At length a squabble springs up between the president and the author of the Nebraska bill, on the mere question of fact, whether the Lecompton Constitution was or was not, in any just sense, made by the people of Kansas; and in that quarrel the latter declares that all he wants is a fair vote for the people, and that he cares not whether slavery be voted down or voted up. I do not understand his declaration that he cares not whether slavery be voted down or voted up, to be intended by him other than as an apt definition of the policy he would impress upon the public mind—the principle for which he declares he has suffered so much, and is ready to suffer to the end.
┄┄┄┄┄┄┄┄┄┄
- EXERCISES TO COMPLETE:
**A)** In the passage on the Lecompton Constitution, transcribe the words from "At length a" to "to the end.".
**B)** List each distinct proper name that appears in the passage on the Lecompton Constitution.
**C)** Extend the passage on the Lecompton Constitution, picking up after its final sentence.
The records that follow this passage come from a separate, unrelated source.
┄┄┄┄┄┄┄┄┄┄
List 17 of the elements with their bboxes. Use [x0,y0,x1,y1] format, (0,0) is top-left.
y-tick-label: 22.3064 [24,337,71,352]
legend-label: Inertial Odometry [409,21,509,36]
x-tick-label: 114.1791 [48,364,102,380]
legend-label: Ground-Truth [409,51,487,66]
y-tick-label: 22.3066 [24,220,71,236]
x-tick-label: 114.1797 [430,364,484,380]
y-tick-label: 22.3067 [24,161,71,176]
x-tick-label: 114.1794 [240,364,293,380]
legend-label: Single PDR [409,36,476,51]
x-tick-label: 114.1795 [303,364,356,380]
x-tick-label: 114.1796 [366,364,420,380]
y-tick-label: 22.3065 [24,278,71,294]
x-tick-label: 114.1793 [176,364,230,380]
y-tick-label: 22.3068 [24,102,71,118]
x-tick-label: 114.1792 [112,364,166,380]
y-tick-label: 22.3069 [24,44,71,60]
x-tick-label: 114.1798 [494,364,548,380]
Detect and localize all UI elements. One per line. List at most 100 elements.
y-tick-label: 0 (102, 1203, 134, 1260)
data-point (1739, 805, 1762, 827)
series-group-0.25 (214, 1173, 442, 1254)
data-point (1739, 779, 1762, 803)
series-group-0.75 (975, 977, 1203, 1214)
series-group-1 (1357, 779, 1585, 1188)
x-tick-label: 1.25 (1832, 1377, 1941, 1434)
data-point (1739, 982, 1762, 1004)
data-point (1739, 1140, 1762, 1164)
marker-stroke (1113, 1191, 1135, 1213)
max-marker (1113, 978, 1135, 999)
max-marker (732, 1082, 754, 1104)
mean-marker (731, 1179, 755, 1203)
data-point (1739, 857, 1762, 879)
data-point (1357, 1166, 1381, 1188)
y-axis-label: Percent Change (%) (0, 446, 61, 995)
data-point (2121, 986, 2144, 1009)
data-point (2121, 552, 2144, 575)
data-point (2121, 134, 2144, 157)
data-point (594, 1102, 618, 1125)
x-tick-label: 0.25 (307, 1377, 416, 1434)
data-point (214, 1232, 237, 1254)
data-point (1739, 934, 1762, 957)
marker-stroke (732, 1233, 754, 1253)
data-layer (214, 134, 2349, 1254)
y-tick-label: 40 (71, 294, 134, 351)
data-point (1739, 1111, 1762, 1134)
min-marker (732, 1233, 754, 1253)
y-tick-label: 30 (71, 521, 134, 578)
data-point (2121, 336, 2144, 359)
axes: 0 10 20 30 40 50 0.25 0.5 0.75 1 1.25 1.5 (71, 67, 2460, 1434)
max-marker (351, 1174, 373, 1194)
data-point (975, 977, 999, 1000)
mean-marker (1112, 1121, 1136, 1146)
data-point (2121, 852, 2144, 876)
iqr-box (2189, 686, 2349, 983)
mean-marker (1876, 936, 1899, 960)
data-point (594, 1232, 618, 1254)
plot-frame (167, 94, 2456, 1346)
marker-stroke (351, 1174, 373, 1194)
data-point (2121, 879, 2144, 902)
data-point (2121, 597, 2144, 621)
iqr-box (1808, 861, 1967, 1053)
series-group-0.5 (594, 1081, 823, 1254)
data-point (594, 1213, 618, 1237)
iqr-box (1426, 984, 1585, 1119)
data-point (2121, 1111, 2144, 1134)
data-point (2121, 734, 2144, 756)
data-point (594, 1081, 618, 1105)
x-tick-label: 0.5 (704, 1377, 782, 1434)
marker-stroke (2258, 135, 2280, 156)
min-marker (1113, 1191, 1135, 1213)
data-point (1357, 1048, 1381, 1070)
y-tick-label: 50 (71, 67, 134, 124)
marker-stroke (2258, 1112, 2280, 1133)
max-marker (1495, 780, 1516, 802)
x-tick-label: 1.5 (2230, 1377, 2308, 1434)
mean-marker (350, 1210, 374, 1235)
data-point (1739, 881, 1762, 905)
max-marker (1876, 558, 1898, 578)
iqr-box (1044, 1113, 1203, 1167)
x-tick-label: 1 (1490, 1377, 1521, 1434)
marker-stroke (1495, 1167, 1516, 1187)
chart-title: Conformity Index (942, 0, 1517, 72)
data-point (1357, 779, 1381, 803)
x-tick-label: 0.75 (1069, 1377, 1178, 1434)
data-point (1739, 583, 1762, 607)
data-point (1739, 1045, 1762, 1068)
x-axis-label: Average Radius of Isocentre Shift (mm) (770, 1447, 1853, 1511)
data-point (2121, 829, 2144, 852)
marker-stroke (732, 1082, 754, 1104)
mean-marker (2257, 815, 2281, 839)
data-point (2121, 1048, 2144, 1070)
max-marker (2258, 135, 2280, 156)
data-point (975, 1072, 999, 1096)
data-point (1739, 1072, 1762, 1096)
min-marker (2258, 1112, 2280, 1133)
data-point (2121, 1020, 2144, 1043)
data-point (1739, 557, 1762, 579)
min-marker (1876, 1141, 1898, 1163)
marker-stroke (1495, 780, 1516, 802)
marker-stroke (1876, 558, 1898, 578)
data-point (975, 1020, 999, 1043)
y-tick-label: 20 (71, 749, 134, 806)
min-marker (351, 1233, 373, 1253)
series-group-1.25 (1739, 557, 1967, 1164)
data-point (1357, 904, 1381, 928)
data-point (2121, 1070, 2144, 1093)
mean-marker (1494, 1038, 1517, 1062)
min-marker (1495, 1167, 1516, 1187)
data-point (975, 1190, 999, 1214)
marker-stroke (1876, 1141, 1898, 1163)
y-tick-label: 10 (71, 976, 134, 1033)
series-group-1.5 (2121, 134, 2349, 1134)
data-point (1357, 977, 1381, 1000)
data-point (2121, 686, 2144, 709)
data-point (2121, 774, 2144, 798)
┄┄┄┄┄┄┄┄┄┄
- ANSWERS TO THE TASKS:
**A)**
At length a squabble springs up between the president and the author of the Nebraska bill, on the mere question of fact, whether the Lecompton Constitution was or was not, in any just sense, made by the people of Kansas; and in that quarrel the latter declares that all he wants is a fair vote for the people, and that he cares not whether slavery be voted down or voted up. I do not understand his declaration that he cares not whether slavery be voted down or voted up, to be intended by him other than as an apt definition of the policy he would impress upon the public mind—the principle for which he declares he has suffered so much, and is ready to suffer to the end.

**B)** Nebraska, Lecompton Constitution, Kansas

**C)**
And well may he cling to that principle. If he has any parental feeling, well may he cling to it. That principle is the only shred left of his original Nebraska doctrine. Under the Dred Scott decision “squatter sovereignty” squatted out of existence,11 tumbled down like temporary scaffolding—like the mold at the foundry served through one blast and fell back into loose sand—helped to carry an election, and then was kicked to the winds. His late joint struggle with the Republicans, against the Lecompton Constitution,12 involves nothing of the original Nebraska doctrine. That struggle was made on a point—the right of a people to make their own constitution—upon which he and the Republicans have never differed.

The several points of the Dred Scott decision, in connection with Senator Douglas’ “care not” policy, constitute the piece of machinery, in its present state of advancement. This was the third point gained.

The working points of that machinery are:

First, that no Negro slave, imported as such from Africa, and no descendant of such slave, can ever be a citizen of any state, in the sense of that term as used in the Constitution of the United States.

This point is made in order to deprive the Negro, in every possible event, of the benefit of that provision of the United States Constitution which declares that “the citizens of each state shall be entitled to all privileges and immunities of citizens in the several states.”

Secondly, that “subject to the Constitution of the United States,” neither Congress nor a territorial legislature can exclude slavery from any United States territory.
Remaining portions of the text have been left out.